**Directions for this task**
Please pull out every line that includes the string "ведении".

··········

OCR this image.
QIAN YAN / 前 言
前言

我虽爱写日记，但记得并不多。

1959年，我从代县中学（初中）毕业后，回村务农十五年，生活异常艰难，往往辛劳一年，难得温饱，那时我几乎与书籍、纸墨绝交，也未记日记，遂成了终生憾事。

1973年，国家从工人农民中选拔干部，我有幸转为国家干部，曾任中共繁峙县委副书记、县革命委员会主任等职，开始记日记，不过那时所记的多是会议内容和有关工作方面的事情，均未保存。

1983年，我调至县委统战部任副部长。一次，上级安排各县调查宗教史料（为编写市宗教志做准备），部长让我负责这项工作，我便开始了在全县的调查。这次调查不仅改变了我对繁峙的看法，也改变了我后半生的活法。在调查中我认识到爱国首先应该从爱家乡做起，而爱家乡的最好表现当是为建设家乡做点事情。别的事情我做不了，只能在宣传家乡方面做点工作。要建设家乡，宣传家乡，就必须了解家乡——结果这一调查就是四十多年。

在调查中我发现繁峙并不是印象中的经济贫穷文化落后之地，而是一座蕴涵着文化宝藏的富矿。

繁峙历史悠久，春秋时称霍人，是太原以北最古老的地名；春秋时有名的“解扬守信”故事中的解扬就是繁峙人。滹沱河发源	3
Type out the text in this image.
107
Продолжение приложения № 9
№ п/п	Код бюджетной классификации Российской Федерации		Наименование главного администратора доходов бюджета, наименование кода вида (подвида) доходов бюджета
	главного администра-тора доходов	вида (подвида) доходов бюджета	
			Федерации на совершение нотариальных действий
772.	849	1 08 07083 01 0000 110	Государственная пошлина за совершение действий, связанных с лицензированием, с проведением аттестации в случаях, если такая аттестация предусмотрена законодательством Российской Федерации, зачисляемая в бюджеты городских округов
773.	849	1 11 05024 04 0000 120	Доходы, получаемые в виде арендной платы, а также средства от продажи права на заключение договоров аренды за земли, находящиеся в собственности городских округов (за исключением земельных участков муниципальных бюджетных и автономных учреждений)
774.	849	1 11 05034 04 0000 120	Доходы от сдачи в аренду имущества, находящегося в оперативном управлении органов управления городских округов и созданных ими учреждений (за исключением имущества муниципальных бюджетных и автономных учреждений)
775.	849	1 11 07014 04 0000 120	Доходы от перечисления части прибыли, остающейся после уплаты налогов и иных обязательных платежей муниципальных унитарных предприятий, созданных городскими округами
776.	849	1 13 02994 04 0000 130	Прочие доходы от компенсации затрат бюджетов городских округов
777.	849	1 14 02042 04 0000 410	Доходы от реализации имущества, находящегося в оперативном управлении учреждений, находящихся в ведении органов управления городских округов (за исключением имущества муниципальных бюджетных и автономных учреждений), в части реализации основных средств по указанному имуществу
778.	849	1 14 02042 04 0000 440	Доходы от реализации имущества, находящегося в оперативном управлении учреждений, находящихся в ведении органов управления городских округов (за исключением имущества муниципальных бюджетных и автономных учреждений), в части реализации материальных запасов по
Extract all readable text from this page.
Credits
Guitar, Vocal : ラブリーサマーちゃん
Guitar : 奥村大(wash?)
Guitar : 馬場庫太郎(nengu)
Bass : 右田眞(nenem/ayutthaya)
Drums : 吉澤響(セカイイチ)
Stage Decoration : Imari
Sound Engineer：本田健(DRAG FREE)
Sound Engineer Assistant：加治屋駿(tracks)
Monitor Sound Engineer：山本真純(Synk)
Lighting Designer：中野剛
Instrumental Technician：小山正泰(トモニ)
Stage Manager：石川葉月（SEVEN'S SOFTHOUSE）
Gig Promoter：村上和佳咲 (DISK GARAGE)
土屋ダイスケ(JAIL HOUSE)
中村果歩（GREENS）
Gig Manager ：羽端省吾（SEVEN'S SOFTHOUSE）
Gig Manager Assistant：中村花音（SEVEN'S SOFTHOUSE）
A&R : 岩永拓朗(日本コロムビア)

··········

**Output of the task**
777.	849	1 14 02042 04 0000 410	Доходы от реализации имущества, находящегося в оперативном управлении учреждений, находящихся в ведении органов управления городских округов (за исключением имущества муниципальных бюджетных и автономных учреждений), в части реализации основных средств по указанному имуществу
778.	849	1 14 02042 04 0000 440	Доходы от реализации имущества, находящегося в оперативном управлении учреждений, находящихся в ведении органов управления городских округов (за исключением имущества муниципальных бюджетных и автономных учреждений), в части реализации материальных запасов по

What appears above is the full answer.